Teks Bacaan —
· · ·

Makin banyak negara meneguhkan komitmen Perjanjian Paris untuk mengurangi emisi gas rumah kaca dan membatasi kenaikan suhu global. Tetapi dalam realitasnya, bagaimana ambisi besar ini dapat terwujud?
Dalam praktiknya, aksi iklim menciptakan daya tarik di tingkat lapangan – seperti dalam istilah ‘di mana karet menyentuh aspal’, — dan upaya ini mengharuskan adanya kolaborasi berbagai pemangku kepentingan.
Pemerintah pusat dan daerah makin terlibat dalam aksi perubahan iklim terutama pada sektor pemanfaatan lahan dan kehutanan. Sementara peran aktor non-negara, termasuk kelompok adat (yang seringkali memiliki dan mengelola wilayah penting), organisasi non-pemerintah dan sektor swasta, juga makin besar.
Bagaimana upaya berbagai kelompok ini dikoordinasikan dengan baik dalam mencapai ikrar nasional dan internasional, sebagai bentuk aksi nyata untuk perubahan iklim?
Dunia yang politis
Anne Larson, Ilmuwan Utama Pusat Penelitian Kehutanan Internasional (CIFOR) juga berperan sebagai kepala tim penelitian mengenai masalah ini di lima negara yang merupakan bagian Penelitian Komparatif REDD+ Global, termasuk dua penelitian nasional mengenai pemantauan, pelaporan dan verifikasi (MRV).

· · ·

Data yang Diberikan —
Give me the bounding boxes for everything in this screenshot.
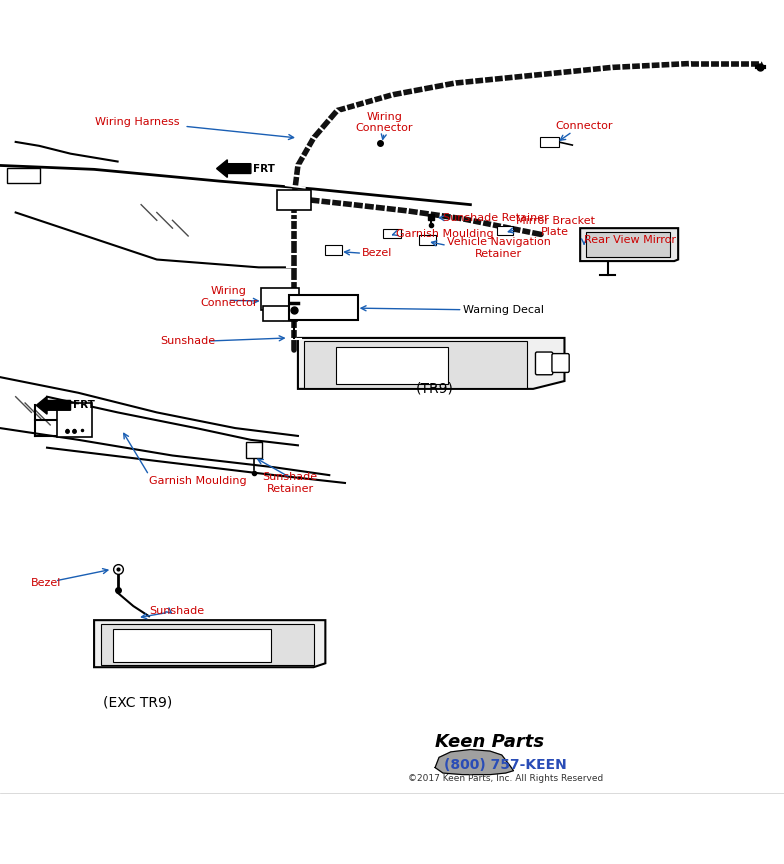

· · ·

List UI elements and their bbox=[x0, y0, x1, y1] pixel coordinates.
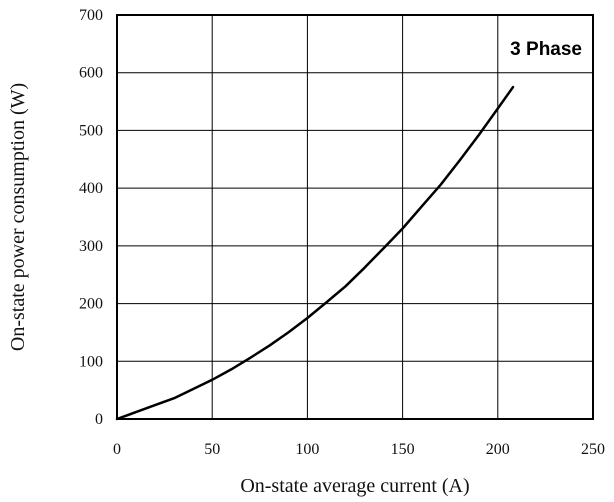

· · ·

Yang Harus Dikerjakan —
1. Menurut teks tentang aksi iklim, Anne Larson menjabat sebagai ilmuwan utama di lembaga apa?
2. Tulis ulang bagian teks tentang aksi iklim antara "Pemerintah pusat dan" dan "untuk perubahan iklim?", termasuk kedua bagian itu.
Data di atas tidak perlu dipakai.

Jawaban —
1. Pusat Penelitian Kehutanan Internasional (CIFOR).

2.
Pemerintah pusat dan daerah makin terlibat dalam aksi perubahan iklim terutama pada sektor pemanfaatan lahan dan kehutanan. Sementara peran aktor non-negara, termasuk kelompok adat (yang seringkali memiliki dan mengelola wilayah penting), organisasi non-pemerintah dan sektor swasta, juga makin besar.
Bagaimana upaya berbagai kelompok ini dikoordinasikan dengan baik dalam mencapai ikrar nasional dan internasional, sebagai bentuk aksi nyata untuk perubahan iklim?